* _REQUIREMENT_
For the listing underneath, give the count of lines containing the string "JSON" and nothing further.

* _ENTRIES SUPPLIED_
::::::::

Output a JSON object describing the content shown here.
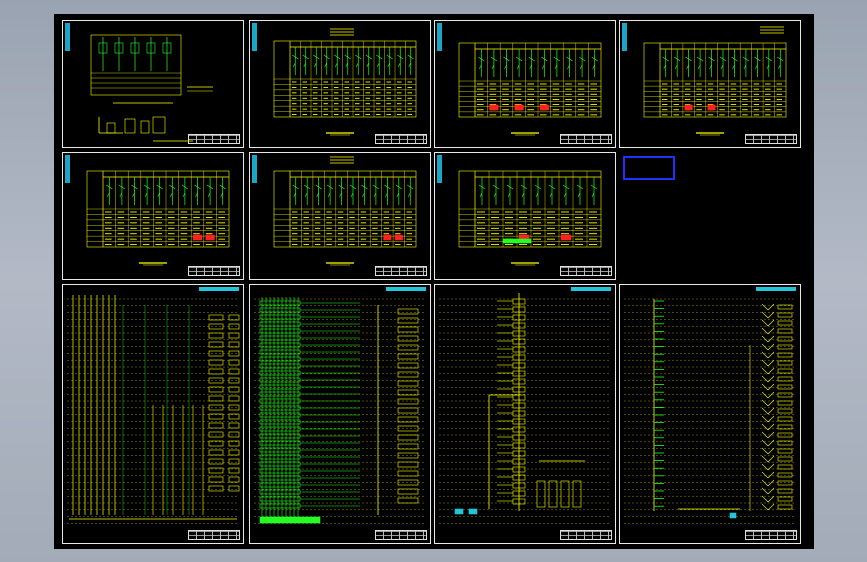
{
  "drawing": {
    "sheets": [
      {
        "id": "sheet-1-1",
        "kind": "panel-schematic",
        "caption": ""
      },
      {
        "id": "sheet-1-2",
        "kind": "panel-schedule",
        "caption": ""
      },
      {
        "id": "sheet-1-3",
        "kind": "panel-schedule",
        "caption": ""
      },
      {
        "id": "sheet-1-4",
        "kind": "panel-schedule",
        "caption": ""
      },
      {
        "id": "sheet-2-1",
        "kind": "panel-schedule",
        "caption": ""
      },
      {
        "id": "sheet-2-2",
        "kind": "panel-schedule",
        "caption": ""
      },
      {
        "id": "sheet-2-3",
        "kind": "panel-schedule",
        "caption": ""
      },
      {
        "id": "sheet-3-1",
        "kind": "riser-diagram",
        "caption": ""
      },
      {
        "id": "sheet-3-2",
        "kind": "riser-diagram-green",
        "caption": ""
      },
      {
        "id": "sheet-3-3",
        "kind": "riser-diagram",
        "caption": ""
      },
      {
        "id": "sheet-3-4",
        "kind": "riser-diagram",
        "caption": ""
      }
    ],
    "notice": {
      "lines": [
        "",
        "",
        "",
        ""
      ]
    },
    "colors": {
      "background": "#000000",
      "viewport": "#a5adba",
      "line_yellow": "#ffff00",
      "line_green": "#22ff22",
      "line_red": "#ff2020",
      "line_cyan": "#22c5d8",
      "notice_border": "#2030ff",
      "sheet_border": "#e8e8e8"
    }
  }
}
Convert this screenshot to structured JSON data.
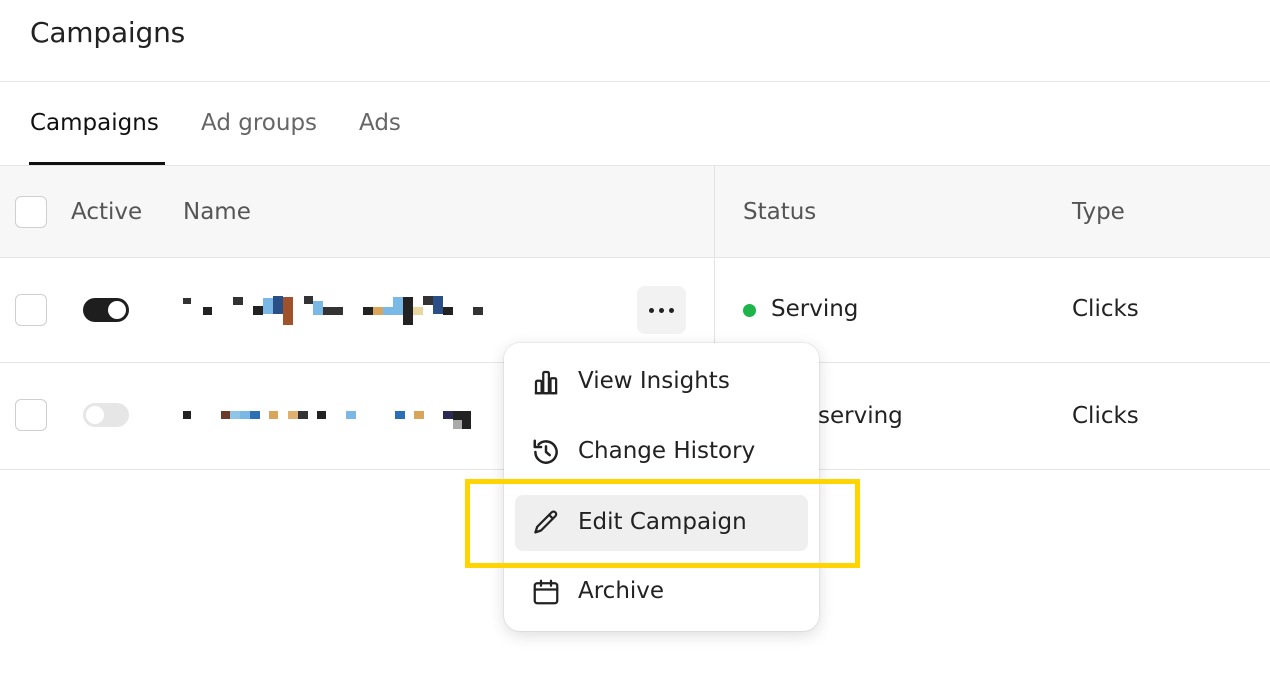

::::::::

* _EXPECTED OUTPUT_
2